Task directions: Retype each entry below exactly as it stands.

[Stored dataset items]
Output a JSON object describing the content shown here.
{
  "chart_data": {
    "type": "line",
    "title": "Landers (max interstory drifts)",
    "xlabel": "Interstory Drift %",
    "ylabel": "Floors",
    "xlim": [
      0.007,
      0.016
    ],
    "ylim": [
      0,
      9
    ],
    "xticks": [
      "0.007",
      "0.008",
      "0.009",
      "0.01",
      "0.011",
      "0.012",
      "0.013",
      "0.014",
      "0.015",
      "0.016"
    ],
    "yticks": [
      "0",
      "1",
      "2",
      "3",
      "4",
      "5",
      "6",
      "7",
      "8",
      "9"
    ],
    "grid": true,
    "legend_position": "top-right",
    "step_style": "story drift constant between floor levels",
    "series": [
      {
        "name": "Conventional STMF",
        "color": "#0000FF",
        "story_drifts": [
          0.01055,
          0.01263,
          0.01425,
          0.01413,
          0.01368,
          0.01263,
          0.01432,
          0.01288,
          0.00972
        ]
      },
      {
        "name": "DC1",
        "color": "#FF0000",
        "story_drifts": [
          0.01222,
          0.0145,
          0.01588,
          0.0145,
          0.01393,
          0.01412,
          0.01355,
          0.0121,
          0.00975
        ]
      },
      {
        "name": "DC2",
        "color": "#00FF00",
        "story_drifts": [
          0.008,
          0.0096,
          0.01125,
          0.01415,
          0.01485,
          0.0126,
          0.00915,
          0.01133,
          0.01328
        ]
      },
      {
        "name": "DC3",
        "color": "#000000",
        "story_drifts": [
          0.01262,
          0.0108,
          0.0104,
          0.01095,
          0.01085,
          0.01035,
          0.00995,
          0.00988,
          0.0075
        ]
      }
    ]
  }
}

Full output:
Output a JSON object describing the content shown here.
{
  "chart_data": {
    "type": "line",
    "title": "Landers (max interstory drifts)",
    "xlabel": "Interstory Drift %",
    "ylabel": "Floors",
    "xlim": [
      0.007,
      0.016
    ],
    "ylim": [
      0,
      9
    ],
    "xticks": [
      "0.007",
      "0.008",
      "0.009",
      "0.01",
      "0.011",
      "0.012",
      "0.013",
      "0.014",
      "0.015",
      "0.016"
    ],
    "yticks": [
      "0",
      "1",
      "2",
      "3",
      "4",
      "5",
      "6",
      "7",
      "8",
      "9"
    ],
    "grid": true,
    "legend_position": "top-right",
    "step_style": "story drift constant between floor levels",
    "series": [
      {
        "name": "Conventional STMF",
        "color": "#0000FF",
        "story_drifts": [
          0.01055,
          0.01263,
          0.01425,
          0.01413,
          0.01368,
          0.01263,
          0.01432,
          0.01288,
          0.00972
        ]
      },
      {
        "name": "DC1",
        "color": "#FF0000",
        "story_drifts": [
          0.01222,
          0.0145,
          0.01588,
          0.0145,
          0.01393,
          0.01412,
          0.01355,
          0.0121,
          0.00975
        ]
      },
      {
        "name": "DC2",
        "color": "#00FF00",
        "story_drifts": [
          0.008,
          0.0096,
          0.01125,
          0.01415,
          0.01485,
          0.0126,
          0.00915,
          0.01133,
          0.01328
        ]
      },
      {
        "name": "DC3",
        "color": "#000000",
        "story_drifts": [
          0.01262,
          0.0108,
          0.0104,
          0.01095,
          0.01085,
          0.01035,
          0.00995,
          0.00988,
          0.0075
        ]
      }
    ]
  }
}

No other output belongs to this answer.